-- START --
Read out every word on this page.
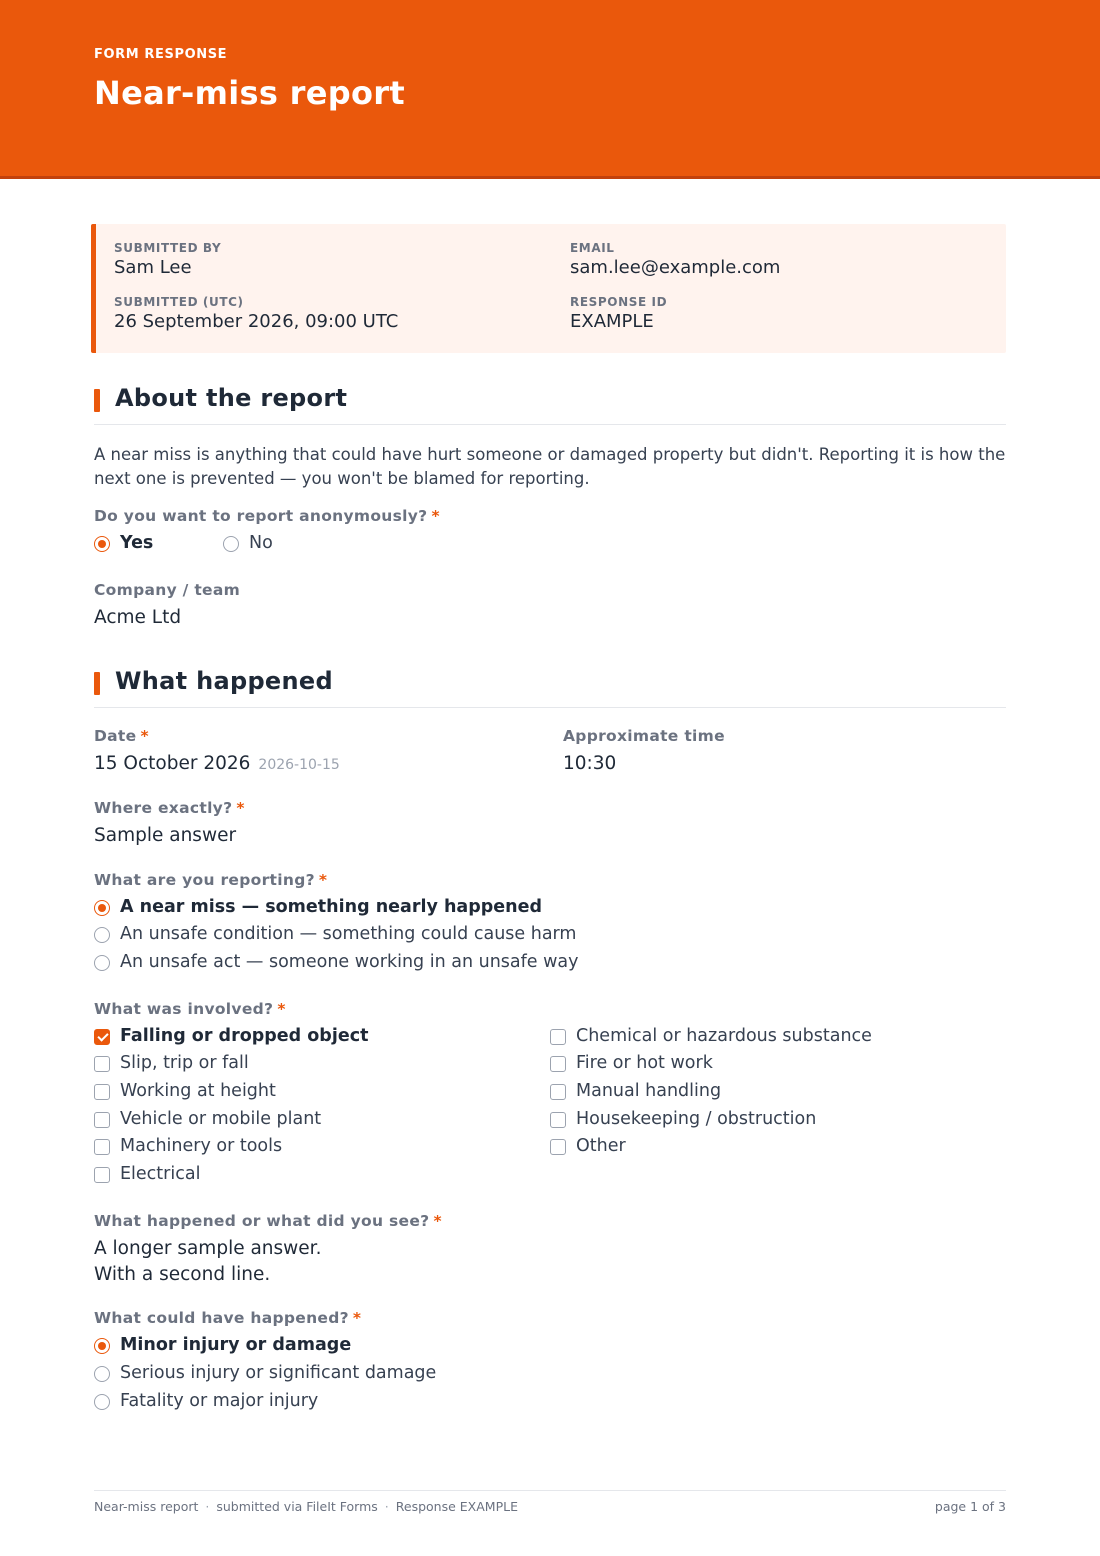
FORM RESPONSE
Near-miss report
SUBMITTED BY
Sam Lee
EMAIL
sam.lee@example.com
SUBMITTED (UTC)
26 September 2026, 09:00 UTC
RESPONSE ID
EXAMPLE
About the report
A near miss is anything that could have hurt someone or damaged property but didn't. Reporting it is how the next one is prevented — you won't be blamed for reporting.
Do you want to report anonymously? *
Yes	No
Company / team
Acme Ltd
What happened
Date *
15 October 2026 2026-10-15
Approximate time
10:30
Where exactly? *
Sample answer
What are you reporting? *
A near miss — something nearly happened
An unsafe condition — something could cause harm
An unsafe act — someone working in an unsafe way
What was involved? *
Falling or dropped object
Slip, trip or fall
Working at height
Vehicle or mobile plant
Machinery or tools
Electrical
Chemical or hazardous substance
Fire or hot work
Manual handling
Housekeeping / obstruction
Other
What happened or what did you see? *
A longer sample answer.
With a second line.
What could have happened? *
Minor injury or damage
Serious injury or significant damage
Fatality or major injury
Near-miss report · submitted via FileIt Forms · Response EXAMPLE	page 1 of 3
-- END --
Select, from the listing, all lines that include the word "someone".

- **EXERCISE ANSWER**:
A near miss is anything that could have hurt someone or damaged property but didn't. Reporting it is how the next one is prevented — you won't be blamed for reporting.
An unsafe act — someone working in an unsafe way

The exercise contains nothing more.